[start of DATA]

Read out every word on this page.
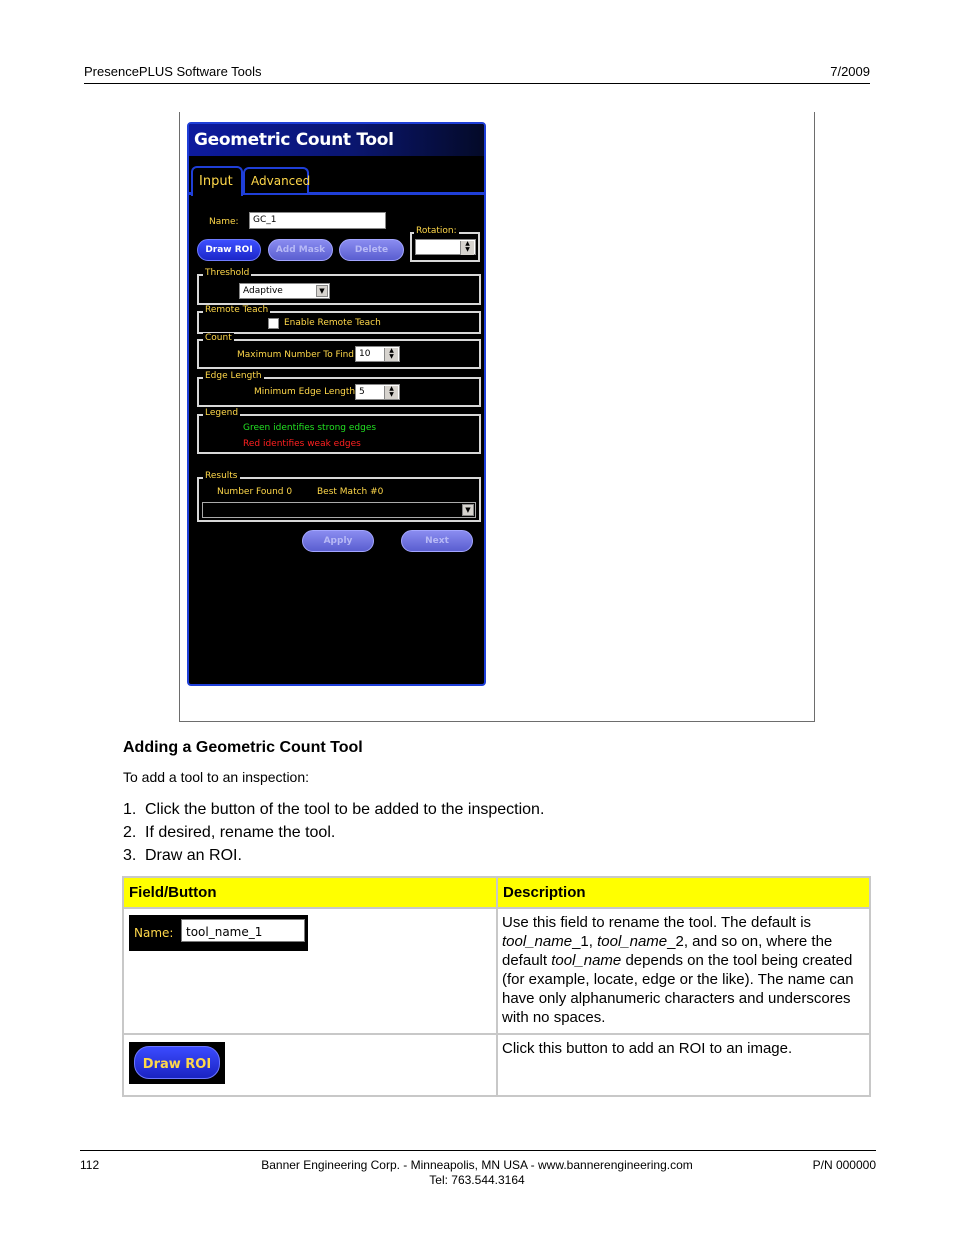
PresencePLUS Software Tools	7/2009
Geometric Count Tool
Input	Advanced
Name:	GC_1
Draw ROI	Add Mask	Delete
Rotation:
▲
▼
Threshold
Adaptive	▼
Remote Teach
Enable Remote Teach
Count
Maximum Number To Find 10	▲
▼
Edge Length
Minimum Edge Length 5	▲
▼
Legend
Green identifies strong edges
Red identifies weak edges
Results
Number Found 0	Best Match #0
▼
Apply	Next
Adding a Geometric Count Tool
To add a tool to an inspection:
1. Click the button of the tool to be added to the inspection.
2. If desired, rename the tool.
3. Draw an ROI.
Field/Button	Description

Name: tool_name_1	Use this field to rename the tool. The default is tool_name_1, tool_name_2, and so on, where the default tool_name depends on the tool being created (for example, locate, edge or the like). The name can have only alphanumeric characters and underscores with no spaces.

Draw ROI	Click this button to add an ROI to an image.
112	Banner Engineering Corp. - Minneapolis, MN USA - www.bannerengineering.com
Tel: 763.544.3164
P/N 000000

[end of DATA]

STATED PROBLEM>
Output every entry word for word, but omit the pictures.

RESULT FOR THIS EXERCISE>
Read out every word on this page.
PresencePLUS Software Tools	7/2009
Geometric Count Tool
Input	Advanced
Name:	GC_1
Draw ROI	Add Mask	Delete
Rotation:
▲
▼
Threshold
Adaptive	▼
Remote Teach
Enable Remote Teach
Count
Maximum Number To Find 10	▲
▼
Edge Length
Minimum Edge Length 5	▲
▼
Legend
Green identifies strong edges
Red identifies weak edges
Results
Number Found 0	Best Match #0
▼
Apply	Next
Adding a Geometric Count Tool
To add a tool to an inspection:
1. Click the button of the tool to be added to the inspection.
2. If desired, rename the tool.
3. Draw an ROI.
Field/Button	Description

Name: tool_name_1	Use this field to rename the tool. The default is tool_name_1, tool_name_2, and so on, where the default tool_name depends on the tool being created (for example, locate, edge or the like). The name can have only alphanumeric characters and underscores with no spaces.

Draw ROI	Click this button to add an ROI to an image.
112	Banner Engineering Corp. - Minneapolis, MN USA - www.bannerengineering.com
Tel: 763.544.3164
P/N 000000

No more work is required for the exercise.